Look through the data below and count each line where the word "likes" appears. Reply with the count alone.
>> begin
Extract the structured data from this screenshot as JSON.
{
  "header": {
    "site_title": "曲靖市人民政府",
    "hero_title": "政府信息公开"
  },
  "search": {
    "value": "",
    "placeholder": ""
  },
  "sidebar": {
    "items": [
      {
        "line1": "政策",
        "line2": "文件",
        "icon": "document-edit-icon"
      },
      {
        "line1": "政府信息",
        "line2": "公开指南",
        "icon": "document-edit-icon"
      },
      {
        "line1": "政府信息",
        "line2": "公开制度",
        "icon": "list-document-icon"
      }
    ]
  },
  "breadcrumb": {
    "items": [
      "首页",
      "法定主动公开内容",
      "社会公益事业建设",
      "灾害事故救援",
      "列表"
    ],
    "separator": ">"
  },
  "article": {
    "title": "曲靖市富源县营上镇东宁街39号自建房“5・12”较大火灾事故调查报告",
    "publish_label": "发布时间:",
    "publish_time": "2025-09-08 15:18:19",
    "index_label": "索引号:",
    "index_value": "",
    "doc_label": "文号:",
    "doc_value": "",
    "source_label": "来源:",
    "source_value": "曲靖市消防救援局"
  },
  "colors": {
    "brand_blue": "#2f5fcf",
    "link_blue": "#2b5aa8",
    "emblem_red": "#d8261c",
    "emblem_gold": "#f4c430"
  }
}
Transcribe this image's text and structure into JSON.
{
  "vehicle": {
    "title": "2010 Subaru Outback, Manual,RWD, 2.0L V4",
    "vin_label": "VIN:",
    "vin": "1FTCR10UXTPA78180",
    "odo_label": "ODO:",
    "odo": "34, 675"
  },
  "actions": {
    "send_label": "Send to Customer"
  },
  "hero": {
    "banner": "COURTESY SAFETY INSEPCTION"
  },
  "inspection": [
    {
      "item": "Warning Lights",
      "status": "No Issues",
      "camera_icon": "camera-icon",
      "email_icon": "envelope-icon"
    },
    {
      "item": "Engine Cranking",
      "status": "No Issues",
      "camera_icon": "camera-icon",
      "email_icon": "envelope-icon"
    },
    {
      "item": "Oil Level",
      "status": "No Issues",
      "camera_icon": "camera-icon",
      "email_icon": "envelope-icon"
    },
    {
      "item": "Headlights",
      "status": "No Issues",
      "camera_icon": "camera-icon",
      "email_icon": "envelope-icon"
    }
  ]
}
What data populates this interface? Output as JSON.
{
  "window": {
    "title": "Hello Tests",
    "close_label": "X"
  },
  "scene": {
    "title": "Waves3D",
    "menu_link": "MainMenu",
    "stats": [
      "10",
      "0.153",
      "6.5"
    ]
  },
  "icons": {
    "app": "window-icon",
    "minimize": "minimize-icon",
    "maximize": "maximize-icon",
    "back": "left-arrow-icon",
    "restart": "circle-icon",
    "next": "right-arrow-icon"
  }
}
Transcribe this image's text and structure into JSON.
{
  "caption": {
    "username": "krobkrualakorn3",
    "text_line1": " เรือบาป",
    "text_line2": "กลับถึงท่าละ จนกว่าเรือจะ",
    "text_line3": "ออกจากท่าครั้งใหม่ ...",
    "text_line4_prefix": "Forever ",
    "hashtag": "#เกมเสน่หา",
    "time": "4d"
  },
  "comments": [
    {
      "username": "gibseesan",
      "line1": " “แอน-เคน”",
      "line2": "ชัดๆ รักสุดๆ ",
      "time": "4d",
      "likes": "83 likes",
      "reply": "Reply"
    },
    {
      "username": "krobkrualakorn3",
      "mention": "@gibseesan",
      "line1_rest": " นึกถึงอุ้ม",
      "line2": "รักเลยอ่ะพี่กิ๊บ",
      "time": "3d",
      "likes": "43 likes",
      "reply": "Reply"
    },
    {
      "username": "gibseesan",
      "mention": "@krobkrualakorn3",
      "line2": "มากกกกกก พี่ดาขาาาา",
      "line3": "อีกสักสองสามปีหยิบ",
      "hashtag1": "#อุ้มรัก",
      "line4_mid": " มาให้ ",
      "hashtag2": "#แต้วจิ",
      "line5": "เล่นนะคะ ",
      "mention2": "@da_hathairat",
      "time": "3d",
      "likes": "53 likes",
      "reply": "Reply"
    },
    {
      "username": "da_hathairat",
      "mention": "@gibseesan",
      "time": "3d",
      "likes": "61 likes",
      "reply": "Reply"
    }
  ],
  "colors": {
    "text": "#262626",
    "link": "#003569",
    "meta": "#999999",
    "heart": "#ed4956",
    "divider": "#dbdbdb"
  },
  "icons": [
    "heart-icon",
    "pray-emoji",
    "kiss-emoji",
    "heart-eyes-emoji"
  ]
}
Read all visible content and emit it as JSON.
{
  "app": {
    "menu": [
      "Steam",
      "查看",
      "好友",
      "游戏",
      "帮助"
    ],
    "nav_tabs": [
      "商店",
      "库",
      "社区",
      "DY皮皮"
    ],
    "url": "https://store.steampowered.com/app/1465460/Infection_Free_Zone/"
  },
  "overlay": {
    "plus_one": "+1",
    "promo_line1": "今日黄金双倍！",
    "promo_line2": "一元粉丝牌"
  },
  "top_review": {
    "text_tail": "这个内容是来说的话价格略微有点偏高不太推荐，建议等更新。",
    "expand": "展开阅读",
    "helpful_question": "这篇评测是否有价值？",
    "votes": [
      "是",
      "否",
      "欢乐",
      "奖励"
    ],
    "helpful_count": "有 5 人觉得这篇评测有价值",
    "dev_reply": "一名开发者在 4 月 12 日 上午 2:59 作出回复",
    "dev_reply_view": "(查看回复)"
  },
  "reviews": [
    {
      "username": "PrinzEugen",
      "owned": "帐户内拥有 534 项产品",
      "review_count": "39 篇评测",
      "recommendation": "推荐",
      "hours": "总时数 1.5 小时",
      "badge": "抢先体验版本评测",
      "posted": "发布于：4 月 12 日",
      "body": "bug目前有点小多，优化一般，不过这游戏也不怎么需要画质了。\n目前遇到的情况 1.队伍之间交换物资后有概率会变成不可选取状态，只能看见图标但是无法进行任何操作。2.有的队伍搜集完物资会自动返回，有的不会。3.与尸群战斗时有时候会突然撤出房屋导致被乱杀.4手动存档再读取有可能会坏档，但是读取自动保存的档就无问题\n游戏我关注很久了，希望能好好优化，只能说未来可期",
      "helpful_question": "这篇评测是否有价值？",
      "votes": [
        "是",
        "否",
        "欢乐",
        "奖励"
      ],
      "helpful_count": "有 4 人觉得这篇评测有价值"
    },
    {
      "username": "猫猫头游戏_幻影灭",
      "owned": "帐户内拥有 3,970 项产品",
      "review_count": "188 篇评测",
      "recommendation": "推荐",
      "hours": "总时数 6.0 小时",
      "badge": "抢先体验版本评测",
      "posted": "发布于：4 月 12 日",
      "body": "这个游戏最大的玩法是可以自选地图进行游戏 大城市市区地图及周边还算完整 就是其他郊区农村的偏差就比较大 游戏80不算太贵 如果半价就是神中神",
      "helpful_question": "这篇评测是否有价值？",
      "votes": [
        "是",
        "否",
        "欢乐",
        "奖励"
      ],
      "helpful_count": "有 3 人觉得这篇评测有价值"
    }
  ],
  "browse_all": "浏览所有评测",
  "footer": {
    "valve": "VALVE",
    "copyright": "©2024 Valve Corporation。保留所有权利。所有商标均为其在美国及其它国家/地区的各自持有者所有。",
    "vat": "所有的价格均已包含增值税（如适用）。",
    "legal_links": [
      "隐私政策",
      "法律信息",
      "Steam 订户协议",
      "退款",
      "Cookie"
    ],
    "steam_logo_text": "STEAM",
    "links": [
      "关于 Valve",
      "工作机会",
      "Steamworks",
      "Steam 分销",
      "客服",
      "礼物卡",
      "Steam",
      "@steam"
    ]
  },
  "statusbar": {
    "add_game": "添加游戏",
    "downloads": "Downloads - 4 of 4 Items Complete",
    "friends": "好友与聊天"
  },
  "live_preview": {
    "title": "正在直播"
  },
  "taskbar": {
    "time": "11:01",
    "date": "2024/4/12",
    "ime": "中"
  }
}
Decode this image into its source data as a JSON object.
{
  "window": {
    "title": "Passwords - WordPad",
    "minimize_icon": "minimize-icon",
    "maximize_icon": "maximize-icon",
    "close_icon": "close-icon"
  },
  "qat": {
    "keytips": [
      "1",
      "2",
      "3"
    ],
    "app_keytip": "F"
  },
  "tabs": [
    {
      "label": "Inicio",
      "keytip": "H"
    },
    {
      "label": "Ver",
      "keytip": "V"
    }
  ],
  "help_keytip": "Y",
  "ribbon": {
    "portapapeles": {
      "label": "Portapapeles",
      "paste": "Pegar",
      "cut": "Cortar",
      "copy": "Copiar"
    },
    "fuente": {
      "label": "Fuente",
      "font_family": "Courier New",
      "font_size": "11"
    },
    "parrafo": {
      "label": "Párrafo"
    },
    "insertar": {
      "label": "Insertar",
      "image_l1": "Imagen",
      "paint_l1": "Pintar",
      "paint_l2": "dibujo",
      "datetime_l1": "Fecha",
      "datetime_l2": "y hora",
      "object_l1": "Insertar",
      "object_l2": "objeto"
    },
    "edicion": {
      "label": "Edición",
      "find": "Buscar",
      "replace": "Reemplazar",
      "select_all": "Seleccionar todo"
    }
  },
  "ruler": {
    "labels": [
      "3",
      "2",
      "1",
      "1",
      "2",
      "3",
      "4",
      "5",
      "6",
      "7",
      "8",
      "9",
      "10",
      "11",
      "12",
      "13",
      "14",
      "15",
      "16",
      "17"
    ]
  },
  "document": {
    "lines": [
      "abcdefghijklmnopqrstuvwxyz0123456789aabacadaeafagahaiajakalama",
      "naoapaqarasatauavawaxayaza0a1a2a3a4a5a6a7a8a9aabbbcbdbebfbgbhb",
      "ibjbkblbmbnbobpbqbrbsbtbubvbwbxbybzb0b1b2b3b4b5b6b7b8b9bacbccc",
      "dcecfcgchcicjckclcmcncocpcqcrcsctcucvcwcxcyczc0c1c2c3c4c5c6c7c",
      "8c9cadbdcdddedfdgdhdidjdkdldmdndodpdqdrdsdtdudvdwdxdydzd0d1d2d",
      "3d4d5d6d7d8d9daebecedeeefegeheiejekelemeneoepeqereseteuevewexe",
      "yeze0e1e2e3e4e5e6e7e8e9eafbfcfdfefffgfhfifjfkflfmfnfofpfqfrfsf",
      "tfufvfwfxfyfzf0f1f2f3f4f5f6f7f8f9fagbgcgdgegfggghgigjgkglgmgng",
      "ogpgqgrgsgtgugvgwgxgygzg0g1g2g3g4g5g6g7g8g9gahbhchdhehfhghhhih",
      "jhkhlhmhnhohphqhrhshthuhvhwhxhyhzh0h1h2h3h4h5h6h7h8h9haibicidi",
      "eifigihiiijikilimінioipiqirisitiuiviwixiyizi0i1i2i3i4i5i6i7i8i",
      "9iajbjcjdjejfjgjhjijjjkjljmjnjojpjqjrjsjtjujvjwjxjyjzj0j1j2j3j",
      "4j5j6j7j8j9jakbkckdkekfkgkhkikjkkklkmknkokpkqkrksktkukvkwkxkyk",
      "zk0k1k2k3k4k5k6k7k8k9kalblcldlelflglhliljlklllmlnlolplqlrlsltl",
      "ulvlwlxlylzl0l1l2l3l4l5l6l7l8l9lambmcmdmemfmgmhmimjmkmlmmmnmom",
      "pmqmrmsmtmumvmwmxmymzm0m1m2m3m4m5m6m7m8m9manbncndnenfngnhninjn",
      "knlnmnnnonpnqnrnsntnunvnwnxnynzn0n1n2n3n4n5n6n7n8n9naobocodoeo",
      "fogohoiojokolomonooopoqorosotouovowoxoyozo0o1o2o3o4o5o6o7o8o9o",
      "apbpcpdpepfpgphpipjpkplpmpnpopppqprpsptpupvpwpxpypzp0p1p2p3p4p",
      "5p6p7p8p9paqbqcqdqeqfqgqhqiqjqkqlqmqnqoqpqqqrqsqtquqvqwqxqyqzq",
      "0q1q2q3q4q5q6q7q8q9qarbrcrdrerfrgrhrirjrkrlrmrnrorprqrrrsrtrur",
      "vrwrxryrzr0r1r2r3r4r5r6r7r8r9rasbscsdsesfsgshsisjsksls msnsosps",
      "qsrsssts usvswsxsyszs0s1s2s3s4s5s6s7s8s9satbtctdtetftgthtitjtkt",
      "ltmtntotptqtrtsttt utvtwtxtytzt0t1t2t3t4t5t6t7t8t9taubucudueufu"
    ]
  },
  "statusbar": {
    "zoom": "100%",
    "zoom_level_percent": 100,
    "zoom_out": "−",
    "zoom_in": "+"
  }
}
>> end
Exercise response ->
4